— Given problem —
Pick out each line containing the string "xlabel".

╔══

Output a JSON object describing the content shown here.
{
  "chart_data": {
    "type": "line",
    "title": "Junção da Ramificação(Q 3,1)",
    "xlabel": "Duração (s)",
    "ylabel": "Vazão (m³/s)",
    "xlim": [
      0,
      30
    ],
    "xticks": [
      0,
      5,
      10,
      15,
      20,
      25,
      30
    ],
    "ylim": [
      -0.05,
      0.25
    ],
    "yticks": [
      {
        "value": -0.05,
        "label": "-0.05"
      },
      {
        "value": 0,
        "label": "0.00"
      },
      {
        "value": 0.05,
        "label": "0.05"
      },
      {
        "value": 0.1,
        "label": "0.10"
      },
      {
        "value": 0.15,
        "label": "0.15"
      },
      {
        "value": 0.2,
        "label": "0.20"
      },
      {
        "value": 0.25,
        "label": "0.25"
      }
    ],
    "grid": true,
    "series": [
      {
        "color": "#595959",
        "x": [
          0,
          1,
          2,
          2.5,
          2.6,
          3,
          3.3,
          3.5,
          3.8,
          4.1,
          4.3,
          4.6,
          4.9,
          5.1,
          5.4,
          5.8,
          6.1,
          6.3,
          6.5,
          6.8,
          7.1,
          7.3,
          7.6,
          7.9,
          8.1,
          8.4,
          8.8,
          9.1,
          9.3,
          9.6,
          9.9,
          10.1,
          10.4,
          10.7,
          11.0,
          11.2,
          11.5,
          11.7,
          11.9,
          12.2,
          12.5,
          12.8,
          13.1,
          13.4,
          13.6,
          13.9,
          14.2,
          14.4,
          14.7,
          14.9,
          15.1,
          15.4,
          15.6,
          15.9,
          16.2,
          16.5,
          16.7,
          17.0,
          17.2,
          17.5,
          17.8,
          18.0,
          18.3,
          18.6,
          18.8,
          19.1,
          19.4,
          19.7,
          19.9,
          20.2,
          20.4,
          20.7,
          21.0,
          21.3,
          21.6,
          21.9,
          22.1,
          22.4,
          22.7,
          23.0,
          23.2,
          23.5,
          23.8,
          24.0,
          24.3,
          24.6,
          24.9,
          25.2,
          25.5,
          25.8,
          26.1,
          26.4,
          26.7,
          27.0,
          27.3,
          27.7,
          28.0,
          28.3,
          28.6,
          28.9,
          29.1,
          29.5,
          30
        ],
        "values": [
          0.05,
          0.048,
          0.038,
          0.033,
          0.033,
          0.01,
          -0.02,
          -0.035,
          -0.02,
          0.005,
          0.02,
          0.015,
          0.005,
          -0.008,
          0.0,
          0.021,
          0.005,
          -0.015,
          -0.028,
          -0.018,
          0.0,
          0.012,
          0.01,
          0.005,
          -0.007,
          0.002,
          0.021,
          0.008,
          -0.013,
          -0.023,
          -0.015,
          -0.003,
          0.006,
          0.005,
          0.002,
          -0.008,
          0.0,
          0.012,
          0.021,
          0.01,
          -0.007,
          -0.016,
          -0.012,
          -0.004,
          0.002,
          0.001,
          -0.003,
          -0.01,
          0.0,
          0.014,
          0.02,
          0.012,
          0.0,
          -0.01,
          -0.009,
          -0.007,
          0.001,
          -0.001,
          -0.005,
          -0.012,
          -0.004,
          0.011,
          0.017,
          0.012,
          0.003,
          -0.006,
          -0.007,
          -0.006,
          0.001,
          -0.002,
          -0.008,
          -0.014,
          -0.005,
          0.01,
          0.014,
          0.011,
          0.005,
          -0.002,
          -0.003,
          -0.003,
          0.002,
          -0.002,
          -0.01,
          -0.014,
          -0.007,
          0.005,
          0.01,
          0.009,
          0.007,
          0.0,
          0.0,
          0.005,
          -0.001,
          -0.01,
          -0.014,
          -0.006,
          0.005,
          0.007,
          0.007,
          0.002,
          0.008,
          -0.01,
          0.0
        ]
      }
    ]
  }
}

╚══
╔══

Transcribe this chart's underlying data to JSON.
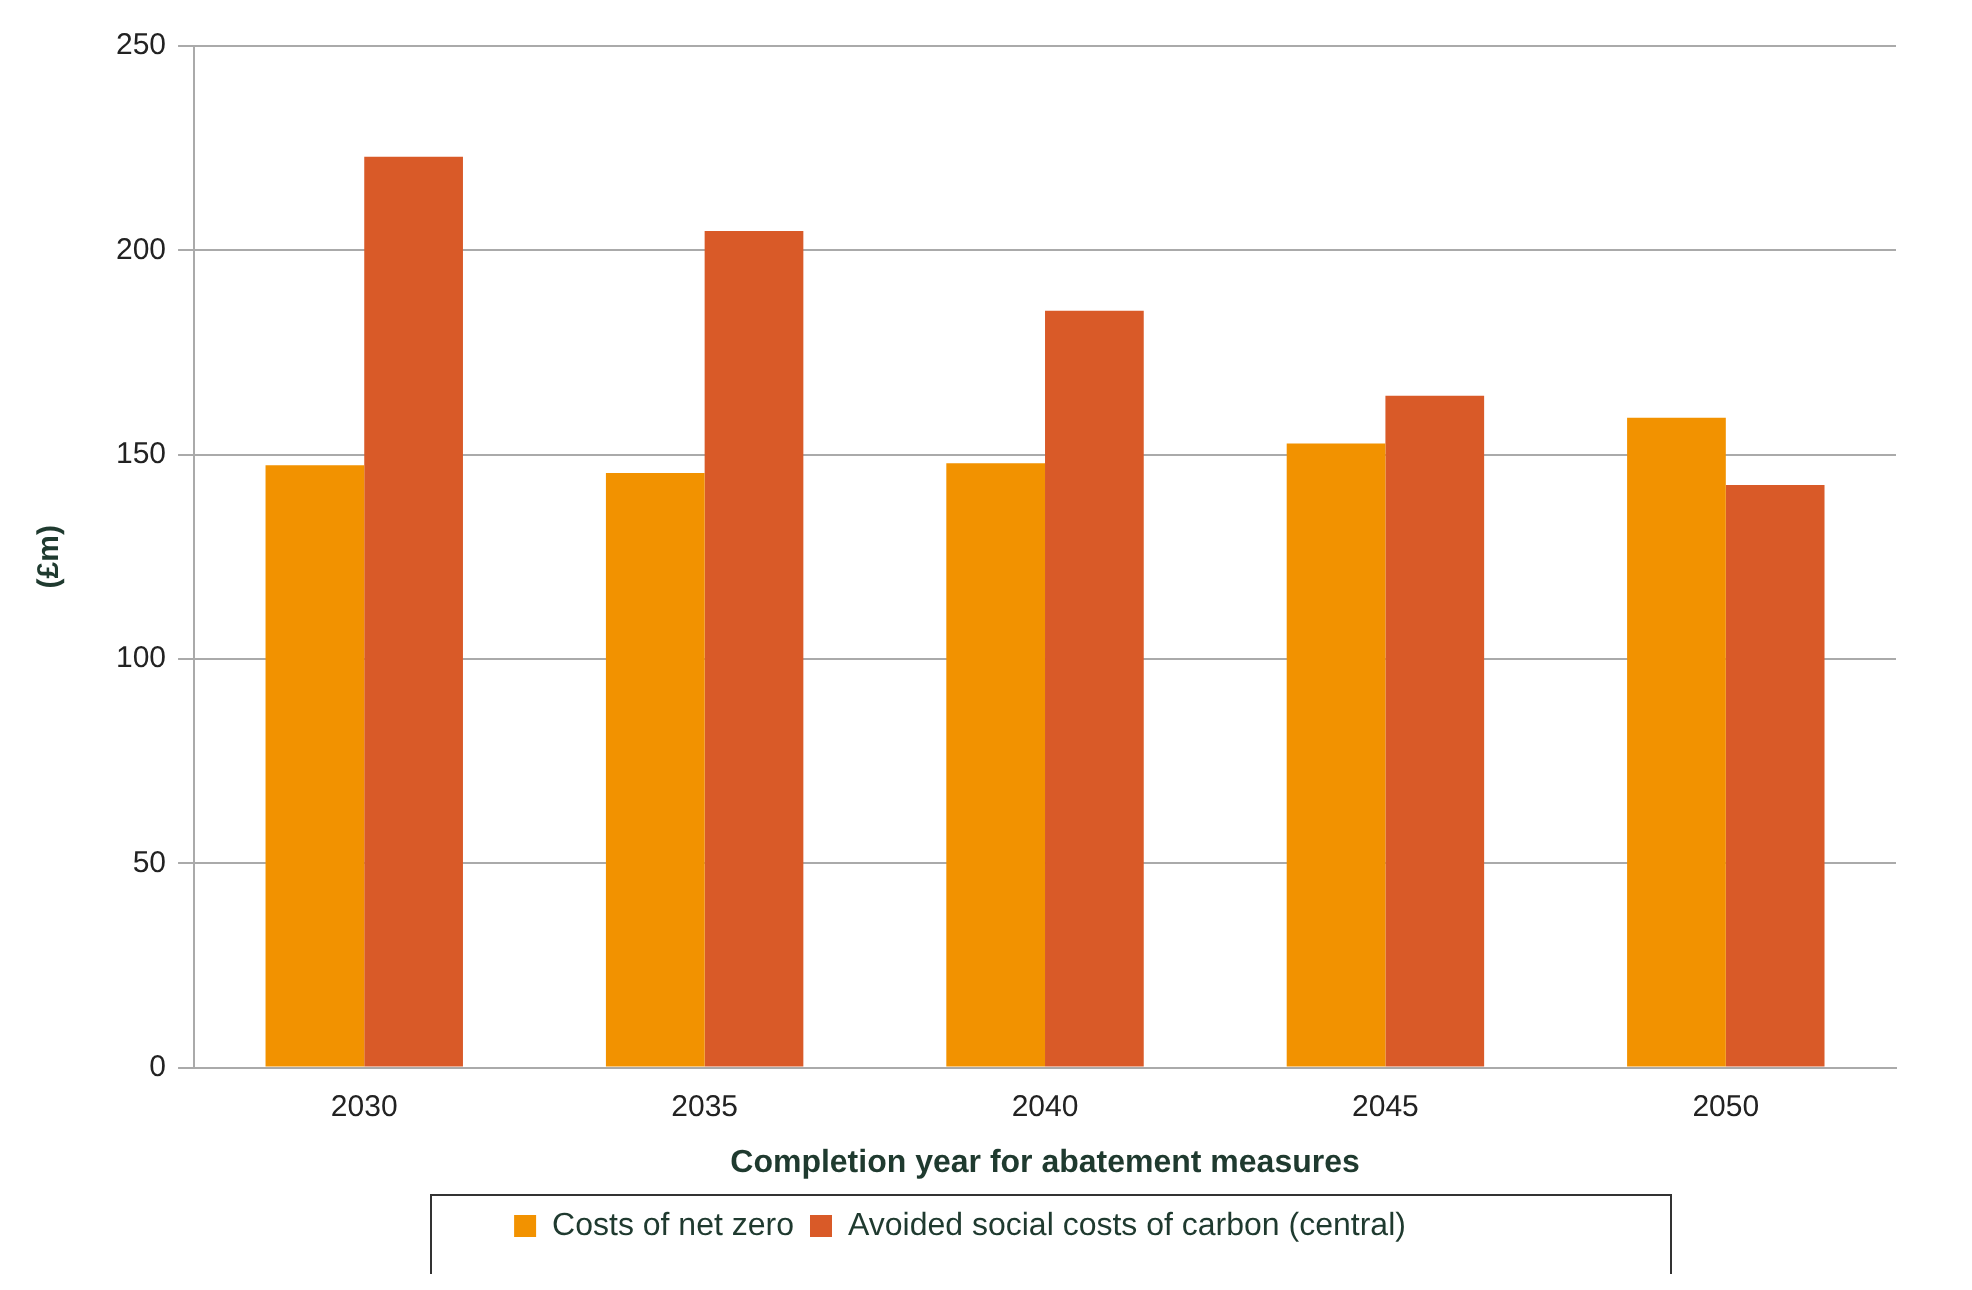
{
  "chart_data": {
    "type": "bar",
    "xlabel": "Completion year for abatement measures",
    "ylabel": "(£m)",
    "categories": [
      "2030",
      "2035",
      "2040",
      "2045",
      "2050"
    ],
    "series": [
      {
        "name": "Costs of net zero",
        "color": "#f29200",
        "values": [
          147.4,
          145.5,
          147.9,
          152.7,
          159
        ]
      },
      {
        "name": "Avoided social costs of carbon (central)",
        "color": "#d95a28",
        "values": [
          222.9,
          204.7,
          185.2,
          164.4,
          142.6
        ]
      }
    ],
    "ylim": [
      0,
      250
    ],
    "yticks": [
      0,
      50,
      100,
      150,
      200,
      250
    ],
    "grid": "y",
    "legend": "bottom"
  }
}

╚══
╔══

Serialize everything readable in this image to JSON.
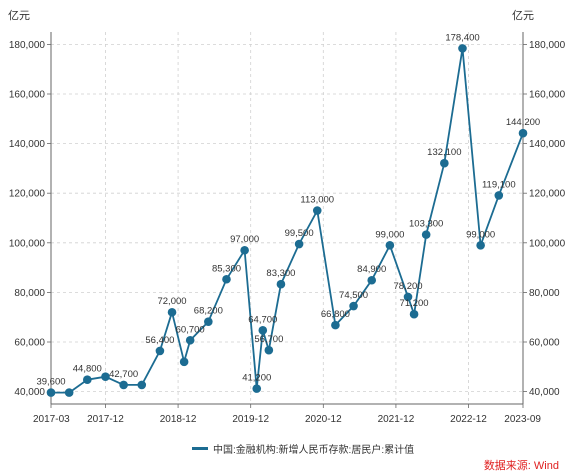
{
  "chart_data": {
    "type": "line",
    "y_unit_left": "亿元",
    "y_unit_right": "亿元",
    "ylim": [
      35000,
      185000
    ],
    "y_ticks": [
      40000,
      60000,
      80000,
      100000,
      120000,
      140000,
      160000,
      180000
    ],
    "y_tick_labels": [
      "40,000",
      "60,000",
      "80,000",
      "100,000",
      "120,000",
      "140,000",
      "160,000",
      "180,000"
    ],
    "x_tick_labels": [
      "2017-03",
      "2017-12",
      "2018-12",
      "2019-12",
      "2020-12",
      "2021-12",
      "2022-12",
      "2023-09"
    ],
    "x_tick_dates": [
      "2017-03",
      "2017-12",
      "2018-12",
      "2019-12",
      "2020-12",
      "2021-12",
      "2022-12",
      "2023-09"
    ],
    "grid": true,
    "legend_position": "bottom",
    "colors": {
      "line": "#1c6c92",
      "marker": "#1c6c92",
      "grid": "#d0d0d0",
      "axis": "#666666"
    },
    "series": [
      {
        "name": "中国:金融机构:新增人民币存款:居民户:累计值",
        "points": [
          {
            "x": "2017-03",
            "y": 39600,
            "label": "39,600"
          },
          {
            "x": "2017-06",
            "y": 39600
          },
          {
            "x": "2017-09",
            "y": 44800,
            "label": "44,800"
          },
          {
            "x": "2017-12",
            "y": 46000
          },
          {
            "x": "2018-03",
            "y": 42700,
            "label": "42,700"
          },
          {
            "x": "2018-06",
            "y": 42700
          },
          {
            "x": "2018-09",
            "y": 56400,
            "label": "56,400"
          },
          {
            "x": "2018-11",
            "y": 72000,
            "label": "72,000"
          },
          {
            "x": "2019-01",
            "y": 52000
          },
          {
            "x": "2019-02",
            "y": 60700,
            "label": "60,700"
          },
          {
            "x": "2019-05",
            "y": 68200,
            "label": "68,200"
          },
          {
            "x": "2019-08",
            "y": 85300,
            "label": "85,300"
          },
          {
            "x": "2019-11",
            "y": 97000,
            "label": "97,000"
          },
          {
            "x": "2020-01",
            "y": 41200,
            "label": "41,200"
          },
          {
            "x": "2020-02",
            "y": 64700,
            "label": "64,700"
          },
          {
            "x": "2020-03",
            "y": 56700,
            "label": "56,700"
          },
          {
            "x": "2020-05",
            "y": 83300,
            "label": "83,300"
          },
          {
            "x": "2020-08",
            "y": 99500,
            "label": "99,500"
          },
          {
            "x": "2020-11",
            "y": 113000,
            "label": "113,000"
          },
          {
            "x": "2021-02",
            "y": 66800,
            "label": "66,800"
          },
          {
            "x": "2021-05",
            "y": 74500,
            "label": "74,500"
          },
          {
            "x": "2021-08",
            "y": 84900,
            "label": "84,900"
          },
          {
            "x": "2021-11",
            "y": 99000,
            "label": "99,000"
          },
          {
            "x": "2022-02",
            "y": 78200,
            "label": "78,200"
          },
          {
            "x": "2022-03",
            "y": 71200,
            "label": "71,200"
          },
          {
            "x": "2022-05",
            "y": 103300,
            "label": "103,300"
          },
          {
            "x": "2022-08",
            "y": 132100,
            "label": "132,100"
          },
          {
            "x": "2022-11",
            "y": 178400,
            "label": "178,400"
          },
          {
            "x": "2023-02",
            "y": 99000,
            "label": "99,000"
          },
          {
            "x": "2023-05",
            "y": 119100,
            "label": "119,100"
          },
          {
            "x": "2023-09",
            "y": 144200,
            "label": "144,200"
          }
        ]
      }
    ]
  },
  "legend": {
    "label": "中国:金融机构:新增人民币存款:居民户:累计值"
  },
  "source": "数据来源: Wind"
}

╚══

— Solved problem —
    "xlabel": "Duração (s)",
    "xlabel": "Completion year for abatement measures",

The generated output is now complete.